#### Objective
Reproduce all the entries exactly and keep the pictures out.

#### Provided data
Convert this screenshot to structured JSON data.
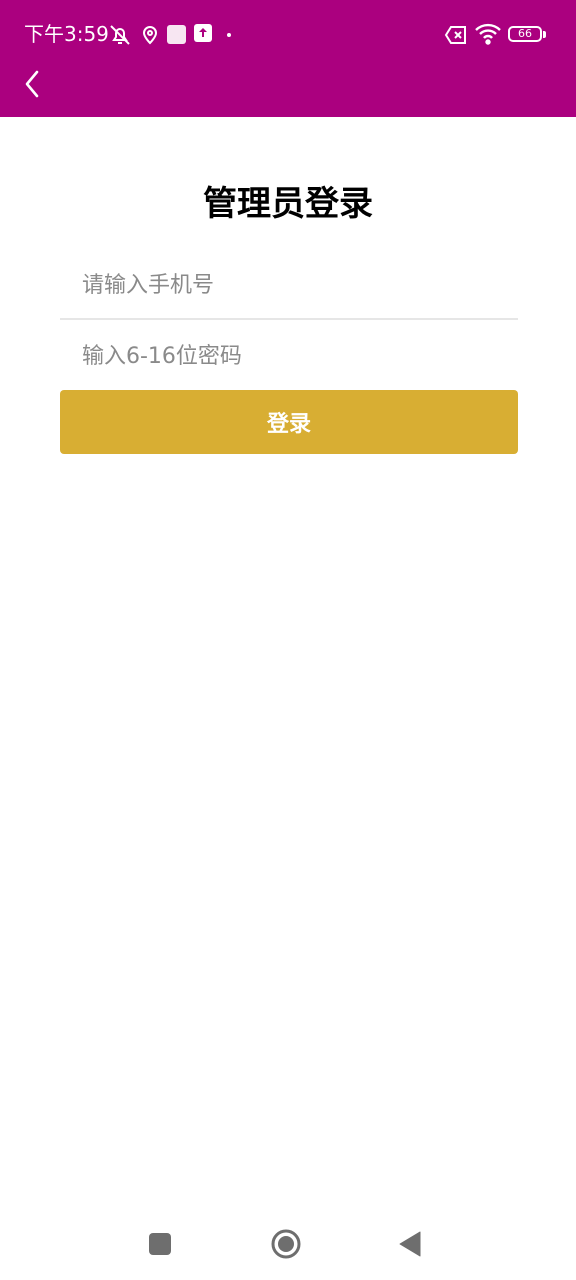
{
  "colors": {
    "header_bg": "#ab007f",
    "button_bg": "#d8ae33",
    "text_primary": "#000000",
    "placeholder": "#8a8a8a",
    "nav_icon": "#6e6e6e"
  },
  "status_bar": {
    "time": "下午3:59",
    "battery_level": "66",
    "icons": [
      "mute-icon",
      "location-icon",
      "app-square-icon",
      "upload-icon",
      "dot-icon",
      "sim-error-icon",
      "wifi-icon",
      "battery-icon"
    ]
  },
  "header": {
    "back_icon": "chevron-left-icon"
  },
  "login": {
    "title": "管理员登录",
    "phone_placeholder": "请输入手机号",
    "password_placeholder": "输入6-16位密码",
    "submit_label": "登录"
  },
  "nav_bar": {
    "icons": [
      "square-icon",
      "home-circle-icon",
      "back-triangle-icon"
    ]
  }
}
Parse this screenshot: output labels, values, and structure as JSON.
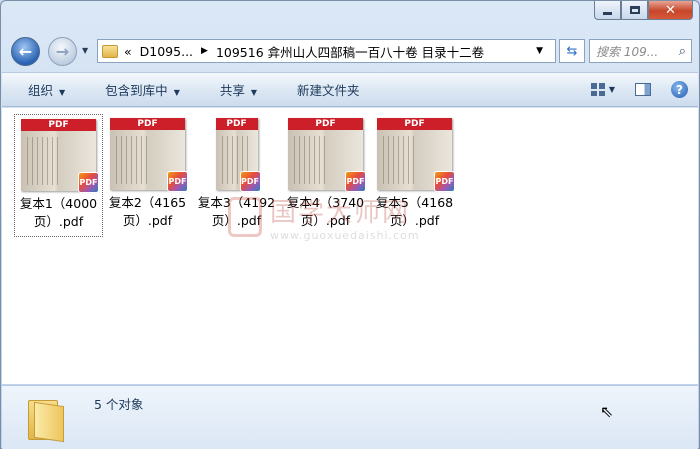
{
  "window": {
    "min_label": "—",
    "max_label": "□",
    "close_label": "✕"
  },
  "address": {
    "overflow": "«",
    "crumbs": [
      "D1095...",
      "109516 弇州山人四部稿一百八十卷 目录十二卷"
    ]
  },
  "search": {
    "placeholder": "搜索 109..."
  },
  "toolbar": {
    "organize": "组织",
    "include_library": "包含到库中",
    "share": "共享",
    "new_folder": "新建文件夹"
  },
  "files": [
    {
      "name": "复本1（4000页）.pdf",
      "badge": "PDF",
      "band": "PDF"
    },
    {
      "name": "复本2（4165页）.pdf",
      "badge": "PDF",
      "band": "PDF"
    },
    {
      "name": "复本3（4192页）.pdf",
      "badge": "PDF",
      "band": "PDF"
    },
    {
      "name": "复本4（3740页）.pdf",
      "badge": "PDF",
      "band": "PDF"
    },
    {
      "name": "复本5（4168页）.pdf",
      "badge": "PDF",
      "band": "PDF"
    }
  ],
  "watermark": {
    "title": "国学大师网",
    "url": "www.guoxuedaishi.com"
  },
  "status": {
    "count": "5 个对象"
  },
  "colors": {
    "pdf_band": "#cc1f2a",
    "window_bg": "#c9daee"
  }
}
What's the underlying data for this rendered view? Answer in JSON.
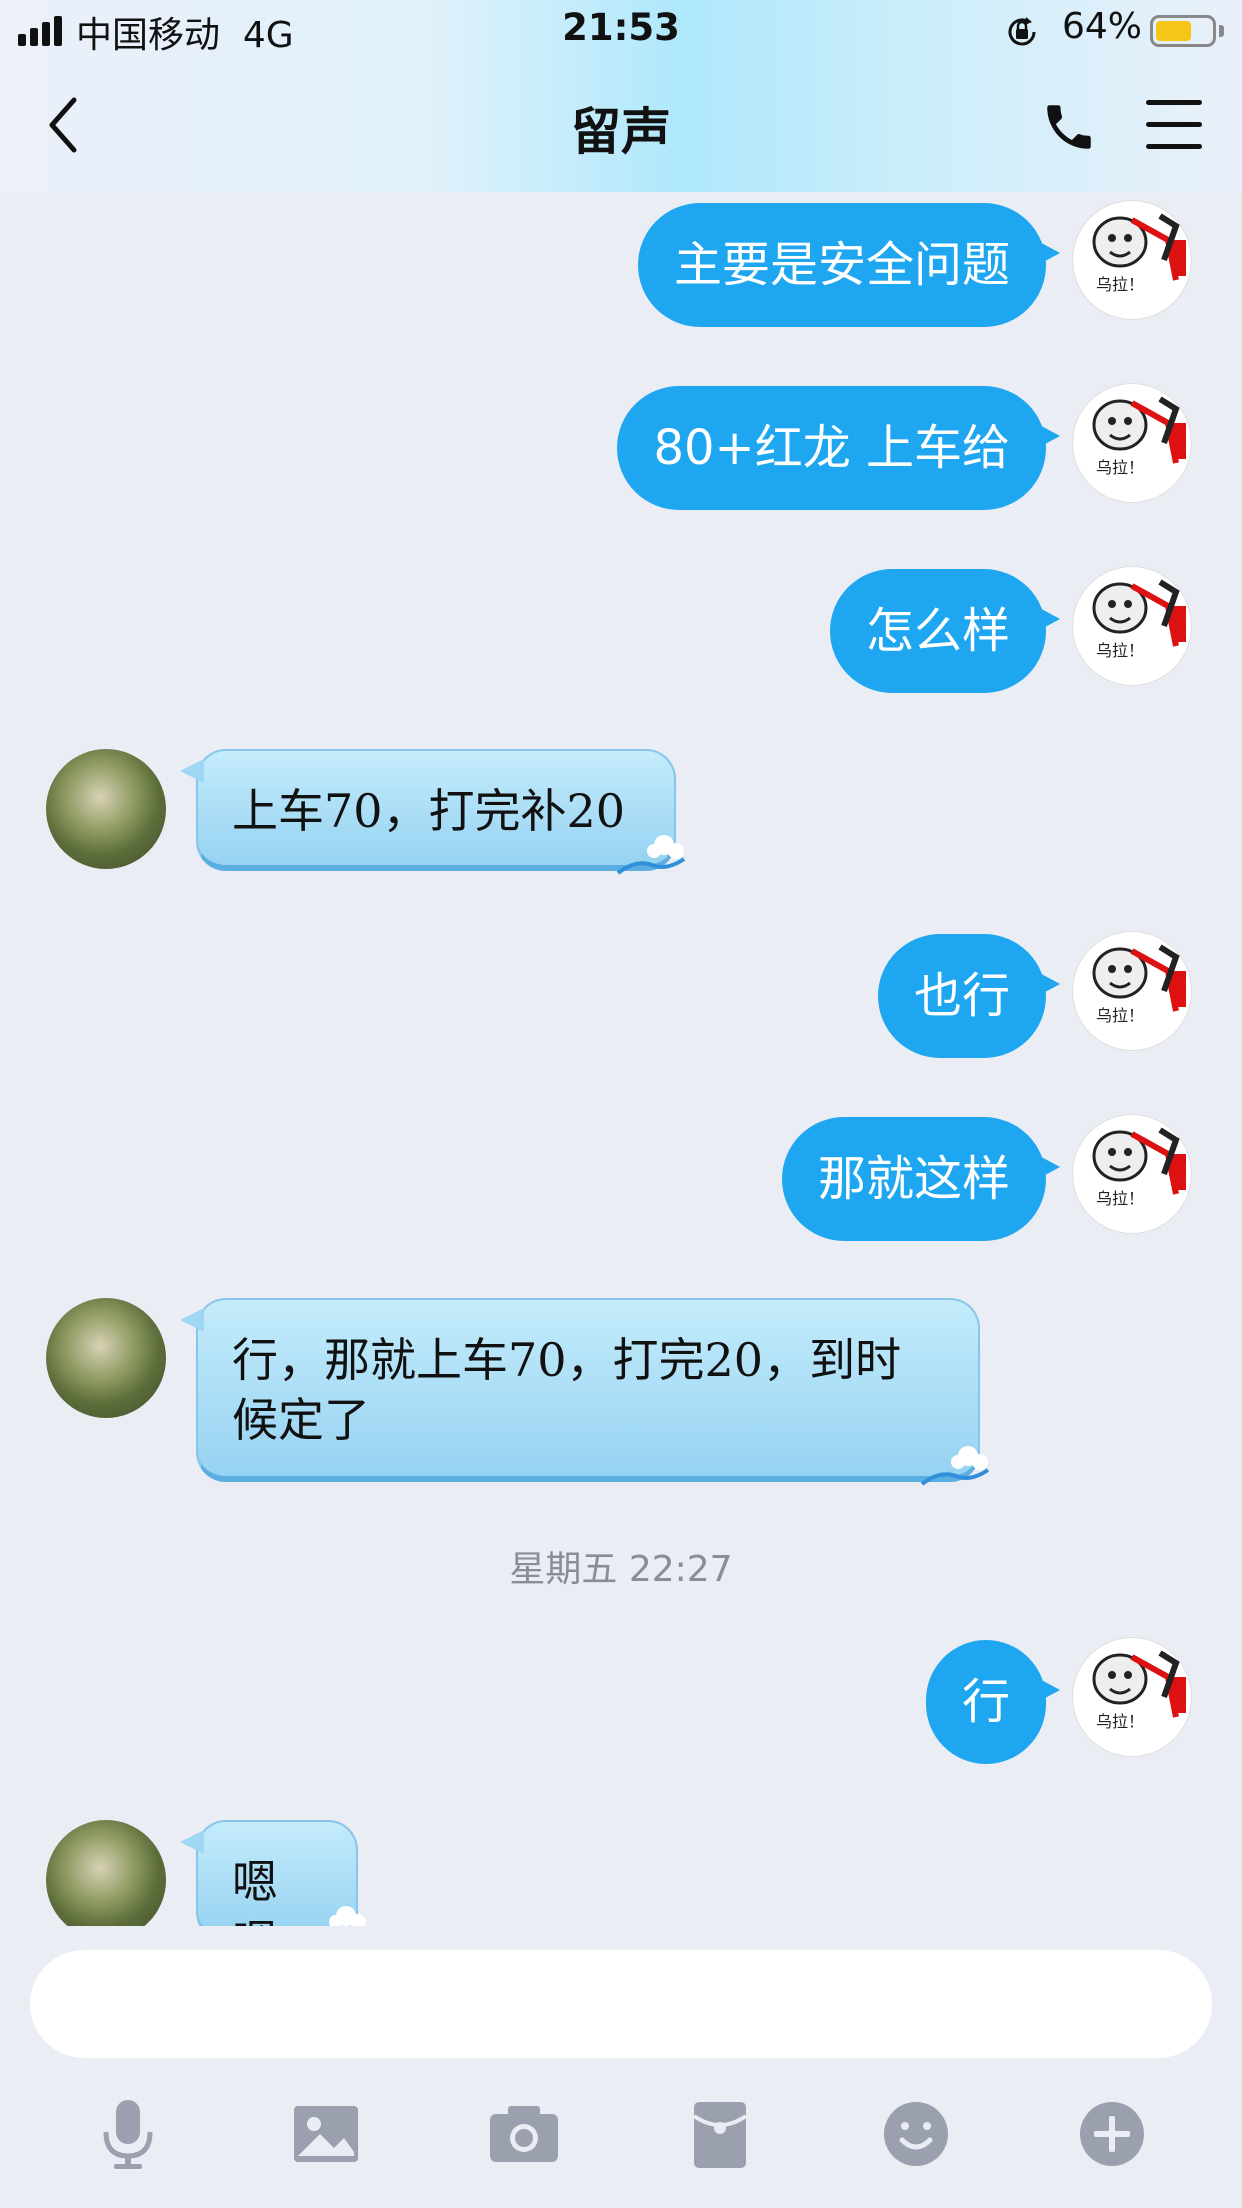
{
  "status_bar": {
    "carrier": "中国移动",
    "network": "4G",
    "time": "21:53",
    "battery_percent": "64%",
    "battery_level": 0.64
  },
  "nav": {
    "title": "留声",
    "back_icon": "chevron-left-icon",
    "call_icon": "phone-icon",
    "menu_icon": "hamburger-menu-icon"
  },
  "messages": [
    {
      "sender": "me",
      "text": "主要是安全问题"
    },
    {
      "sender": "me",
      "text": "80+红龙 上车给"
    },
    {
      "sender": "me",
      "text": "怎么样"
    },
    {
      "sender": "other",
      "text": "上车70，打完补20"
    },
    {
      "sender": "me",
      "text": "也行"
    },
    {
      "sender": "me",
      "text": "那就这样"
    },
    {
      "sender": "other",
      "text": "行，那就上车70，打完20，到时候定了"
    },
    {
      "sender": "me",
      "text": "行"
    },
    {
      "sender": "other",
      "text": "嗯嗯"
    }
  ],
  "timestamp": "星期五 22:27",
  "avatar_me_label": "乌拉！",
  "composer": {
    "placeholder": "",
    "tools": [
      "microphone-icon",
      "image-icon",
      "camera-icon",
      "red-packet-icon",
      "emoji-icon",
      "plus-icon"
    ]
  },
  "colors": {
    "my_bubble": "#1ea7f0",
    "background": "#ebedf5",
    "icon_gray": "#9aa0ae"
  }
}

#### Task result
Convert this screenshot to structured JSON data.
{
  "colors": {
    "header_bg": "#ab007f",
    "button_bg": "#d8ae33",
    "text_primary": "#000000",
    "placeholder": "#8a8a8a",
    "nav_icon": "#6e6e6e"
  },
  "status_bar": {
    "time": "下午3:59",
    "battery_level": "66",
    "icons": [
      "mute-icon",
      "location-icon",
      "app-square-icon",
      "upload-icon",
      "dot-icon",
      "sim-error-icon",
      "wifi-icon",
      "battery-icon"
    ]
  },
  "header": {
    "back_icon": "chevron-left-icon"
  },
  "login": {
    "title": "管理员登录",
    "phone_placeholder": "请输入手机号",
    "password_placeholder": "输入6-16位密码",
    "submit_label": "登录"
  },
  "nav_bar": {
    "icons": [
      "square-icon",
      "home-circle-icon",
      "back-triangle-icon"
    ]
  }
}
Parse this screenshot: output labels, values, and structure as JSON.
{
  "window": {
    "min_label": "—",
    "max_label": "□",
    "close_label": "✕"
  },
  "address": {
    "overflow": "«",
    "crumbs": [
      "D1095...",
      "109516 弇州山人四部稿一百八十卷 目录十二卷"
    ]
  },
  "search": {
    "placeholder": "搜索 109..."
  },
  "toolbar": {
    "organize": "组织",
    "include_library": "包含到库中",
    "share": "共享",
    "new_folder": "新建文件夹"
  },
  "files": [
    {
      "name": "复本1（4000页）.pdf",
      "badge": "PDF",
      "band": "PDF"
    },
    {
      "name": "复本2（4165页）.pdf",
      "badge": "PDF",
      "band": "PDF"
    },
    {
      "name": "复本3（4192页）.pdf",
      "badge": "PDF",
      "band": "PDF"
    },
    {
      "name": "复本4（3740页）.pdf",
      "badge": "PDF",
      "band": "PDF"
    },
    {
      "name": "复本5（4168页）.pdf",
      "badge": "PDF",
      "band": "PDF"
    }
  ],
  "watermark": {
    "title": "国学大师网",
    "url": "www.guoxuedaishi.com"
  },
  "status": {
    "count": "5 个对象"
  },
  "colors": {
    "pdf_band": "#cc1f2a",
    "window_bg": "#c9daee"
  }
}
What's the underlying data for this rendered view? Answer in JSON.
{
  "status_bar": {
    "carrier": "中国移动",
    "network": "4G",
    "time": "21:53",
    "battery_percent": "64%",
    "battery_level": 0.64
  },
  "nav": {
    "title": "留声",
    "back_icon": "chevron-left-icon",
    "call_icon": "phone-icon",
    "menu_icon": "hamburger-menu-icon"
  },
  "messages": [
    {
      "sender": "me",
      "text": "主要是安全问题"
    },
    {
      "sender": "me",
      "text": "80+红龙 上车给"
    },
    {
      "sender": "me",
      "text": "怎么样"
    },
    {
      "sender": "other",
      "text": "上车70，打完补20"
    },
    {
      "sender": "me",
      "text": "也行"
    },
    {
      "sender": "me",
      "text": "那就这样"
    },
    {
      "sender": "other",
      "text": "行，那就上车70，打完20，到时候定了"
    },
    {
      "sender": "me",
      "text": "行"
    },
    {
      "sender": "other",
      "text": "嗯嗯"
    }
  ],
  "timestamp": "星期五 22:27",
  "avatar_me_label": "乌拉！",
  "composer": {
    "placeholder": "",
    "tools": [
      "microphone-icon",
      "image-icon",
      "camera-icon",
      "red-packet-icon",
      "emoji-icon",
      "plus-icon"
    ]
  },
  "colors": {
    "my_bubble": "#1ea7f0",
    "background": "#ebedf5",
    "icon_gray": "#9aa0ae"
  }
}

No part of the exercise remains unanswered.